WHAT THIS TASK INVOLVES:
Replace every occurrence of "value-cell" with "data-cell" in the records below, keeping everything else unchanged, and leave the pictures out of your answer.

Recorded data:
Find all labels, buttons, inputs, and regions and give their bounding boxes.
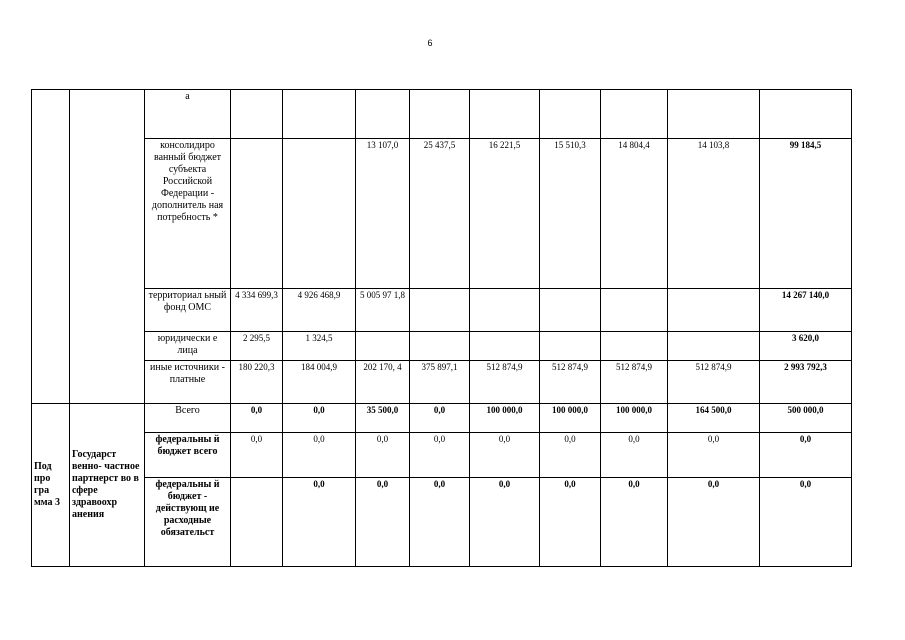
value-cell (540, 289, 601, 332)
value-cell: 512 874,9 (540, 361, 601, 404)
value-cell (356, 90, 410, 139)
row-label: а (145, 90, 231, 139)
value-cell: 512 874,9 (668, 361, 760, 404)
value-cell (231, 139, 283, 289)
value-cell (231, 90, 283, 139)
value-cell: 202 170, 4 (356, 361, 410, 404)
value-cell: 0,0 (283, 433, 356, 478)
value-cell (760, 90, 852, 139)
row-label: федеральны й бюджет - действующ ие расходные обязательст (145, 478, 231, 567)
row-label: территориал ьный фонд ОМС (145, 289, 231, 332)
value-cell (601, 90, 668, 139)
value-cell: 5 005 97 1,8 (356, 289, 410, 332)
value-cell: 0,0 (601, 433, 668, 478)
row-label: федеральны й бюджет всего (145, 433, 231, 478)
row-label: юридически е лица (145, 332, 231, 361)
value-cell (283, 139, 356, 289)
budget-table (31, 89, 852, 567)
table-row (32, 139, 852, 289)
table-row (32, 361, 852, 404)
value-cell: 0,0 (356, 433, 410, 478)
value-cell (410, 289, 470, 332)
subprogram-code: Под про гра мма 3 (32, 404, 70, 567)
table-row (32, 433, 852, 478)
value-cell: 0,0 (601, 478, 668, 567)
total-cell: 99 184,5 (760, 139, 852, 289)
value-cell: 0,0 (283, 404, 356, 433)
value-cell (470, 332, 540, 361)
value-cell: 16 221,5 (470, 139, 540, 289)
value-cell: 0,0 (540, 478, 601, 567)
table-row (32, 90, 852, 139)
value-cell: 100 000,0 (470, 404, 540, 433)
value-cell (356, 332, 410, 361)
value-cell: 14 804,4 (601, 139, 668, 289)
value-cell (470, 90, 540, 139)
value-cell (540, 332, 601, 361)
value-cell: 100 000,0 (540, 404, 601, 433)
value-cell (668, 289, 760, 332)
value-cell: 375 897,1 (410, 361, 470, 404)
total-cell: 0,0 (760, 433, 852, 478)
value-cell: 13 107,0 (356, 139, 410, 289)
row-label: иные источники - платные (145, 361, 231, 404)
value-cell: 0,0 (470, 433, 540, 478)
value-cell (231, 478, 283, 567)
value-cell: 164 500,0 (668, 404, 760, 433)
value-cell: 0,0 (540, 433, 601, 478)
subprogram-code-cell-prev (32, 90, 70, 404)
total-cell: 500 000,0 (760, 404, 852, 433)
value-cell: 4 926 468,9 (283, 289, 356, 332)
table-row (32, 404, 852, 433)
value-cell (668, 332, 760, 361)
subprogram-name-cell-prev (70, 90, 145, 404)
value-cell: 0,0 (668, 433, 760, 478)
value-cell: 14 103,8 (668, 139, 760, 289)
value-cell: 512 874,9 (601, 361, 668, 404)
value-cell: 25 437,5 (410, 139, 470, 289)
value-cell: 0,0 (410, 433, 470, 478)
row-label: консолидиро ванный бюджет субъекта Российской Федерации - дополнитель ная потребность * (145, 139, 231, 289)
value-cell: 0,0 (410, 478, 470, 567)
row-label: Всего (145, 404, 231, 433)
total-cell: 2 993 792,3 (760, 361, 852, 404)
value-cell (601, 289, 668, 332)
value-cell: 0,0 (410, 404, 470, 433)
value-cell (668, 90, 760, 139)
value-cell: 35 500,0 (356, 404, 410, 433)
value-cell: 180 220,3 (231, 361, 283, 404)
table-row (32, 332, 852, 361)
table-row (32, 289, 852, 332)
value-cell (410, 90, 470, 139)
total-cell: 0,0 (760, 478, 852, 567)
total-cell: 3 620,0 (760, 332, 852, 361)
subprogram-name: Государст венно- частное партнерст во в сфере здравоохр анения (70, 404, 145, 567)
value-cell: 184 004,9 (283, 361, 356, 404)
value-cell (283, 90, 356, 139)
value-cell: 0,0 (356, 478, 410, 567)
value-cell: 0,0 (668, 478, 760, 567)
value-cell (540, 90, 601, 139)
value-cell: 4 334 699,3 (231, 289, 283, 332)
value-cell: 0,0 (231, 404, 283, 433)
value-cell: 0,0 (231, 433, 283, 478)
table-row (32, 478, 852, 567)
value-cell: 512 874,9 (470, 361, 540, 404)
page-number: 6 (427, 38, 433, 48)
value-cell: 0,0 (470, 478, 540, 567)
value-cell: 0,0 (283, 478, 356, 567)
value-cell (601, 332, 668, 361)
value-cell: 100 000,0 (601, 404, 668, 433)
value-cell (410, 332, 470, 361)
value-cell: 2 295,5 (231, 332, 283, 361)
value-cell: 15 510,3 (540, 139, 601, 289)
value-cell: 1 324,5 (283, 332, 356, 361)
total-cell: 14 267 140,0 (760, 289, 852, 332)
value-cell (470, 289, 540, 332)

RESPONSE FOR THIS EXERCISE:
Find all labels, buttons, inputs, and regions and give their bounding boxes.
data-cell (540, 289, 601, 332)
data-cell: 512 874,9 (540, 361, 601, 404)
data-cell (356, 90, 410, 139)
row-label: а (145, 90, 231, 139)
data-cell: 512 874,9 (668, 361, 760, 404)
data-cell (231, 139, 283, 289)
data-cell (231, 90, 283, 139)
data-cell: 202 170, 4 (356, 361, 410, 404)
data-cell: 0,0 (283, 433, 356, 478)
data-cell (760, 90, 852, 139)
row-label: федеральны й бюджет - действующ ие расходные обязательст (145, 478, 231, 567)
row-label: территориал ьный фонд ОМС (145, 289, 231, 332)
data-cell (601, 90, 668, 139)
data-cell: 5 005 97 1,8 (356, 289, 410, 332)
data-cell: 0,0 (601, 433, 668, 478)
row-label: федеральны й бюджет всего (145, 433, 231, 478)
row-label: юридически е лица (145, 332, 231, 361)
data-cell (283, 139, 356, 289)
budget-table (31, 89, 852, 567)
table-row (32, 139, 852, 289)
table-row (32, 361, 852, 404)
data-cell: 0,0 (356, 433, 410, 478)
data-cell (410, 289, 470, 332)
subprogram-code: Под про гра мма 3 (32, 404, 70, 567)
table-row (32, 433, 852, 478)
data-cell: 0,0 (601, 478, 668, 567)
total-cell: 99 184,5 (760, 139, 852, 289)
data-cell: 0,0 (283, 404, 356, 433)
data-cell (470, 332, 540, 361)
data-cell: 16 221,5 (470, 139, 540, 289)
data-cell: 0,0 (540, 478, 601, 567)
table-row (32, 90, 852, 139)
data-cell: 100 000,0 (470, 404, 540, 433)
data-cell (356, 332, 410, 361)
data-cell: 14 804,4 (601, 139, 668, 289)
data-cell (470, 90, 540, 139)
data-cell (540, 332, 601, 361)
data-cell: 100 000,0 (540, 404, 601, 433)
data-cell (668, 289, 760, 332)
data-cell: 375 897,1 (410, 361, 470, 404)
total-cell: 0,0 (760, 433, 852, 478)
data-cell: 13 107,0 (356, 139, 410, 289)
row-label: иные источники - платные (145, 361, 231, 404)
data-cell: 0,0 (470, 433, 540, 478)
data-cell (231, 478, 283, 567)
data-cell: 164 500,0 (668, 404, 760, 433)
data-cell: 0,0 (540, 433, 601, 478)
subprogram-code-cell-prev (32, 90, 70, 404)
total-cell: 500 000,0 (760, 404, 852, 433)
data-cell: 4 926 468,9 (283, 289, 356, 332)
table-row (32, 404, 852, 433)
data-cell (668, 332, 760, 361)
subprogram-name-cell-prev (70, 90, 145, 404)
data-cell: 0,0 (668, 433, 760, 478)
data-cell: 14 103,8 (668, 139, 760, 289)
data-cell: 512 874,9 (601, 361, 668, 404)
data-cell: 25 437,5 (410, 139, 470, 289)
data-cell: 0,0 (410, 433, 470, 478)
row-label: консолидиро ванный бюджет субъекта Российской Федерации - дополнитель ная потребность * (145, 139, 231, 289)
data-cell: 0,0 (410, 478, 470, 567)
row-label: Всего (145, 404, 231, 433)
total-cell: 2 993 792,3 (760, 361, 852, 404)
data-cell (601, 289, 668, 332)
data-cell: 0,0 (410, 404, 470, 433)
data-cell (668, 90, 760, 139)
data-cell: 35 500,0 (356, 404, 410, 433)
data-cell: 180 220,3 (231, 361, 283, 404)
table-row (32, 332, 852, 361)
table-row (32, 289, 852, 332)
data-cell (410, 90, 470, 139)
total-cell: 0,0 (760, 478, 852, 567)
total-cell: 3 620,0 (760, 332, 852, 361)
subprogram-name: Государст венно- частное партнерст во в сфере здравоохр анения (70, 404, 145, 567)
data-cell: 184 004,9 (283, 361, 356, 404)
data-cell (283, 90, 356, 139)
data-cell: 0,0 (356, 478, 410, 567)
data-cell: 0,0 (668, 478, 760, 567)
data-cell (540, 90, 601, 139)
data-cell: 4 334 699,3 (231, 289, 283, 332)
data-cell: 0,0 (231, 404, 283, 433)
data-cell: 0,0 (231, 433, 283, 478)
table-row (32, 478, 852, 567)
data-cell: 512 874,9 (470, 361, 540, 404)
page-number: 6 (427, 38, 433, 48)
data-cell: 0,0 (470, 478, 540, 567)
data-cell: 0,0 (283, 478, 356, 567)
data-cell (601, 332, 668, 361)
data-cell: 100 000,0 (601, 404, 668, 433)
data-cell (410, 332, 470, 361)
data-cell: 2 295,5 (231, 332, 283, 361)
data-cell: 15 510,3 (540, 139, 601, 289)
data-cell: 1 324,5 (283, 332, 356, 361)
total-cell: 14 267 140,0 (760, 289, 852, 332)
data-cell (470, 289, 540, 332)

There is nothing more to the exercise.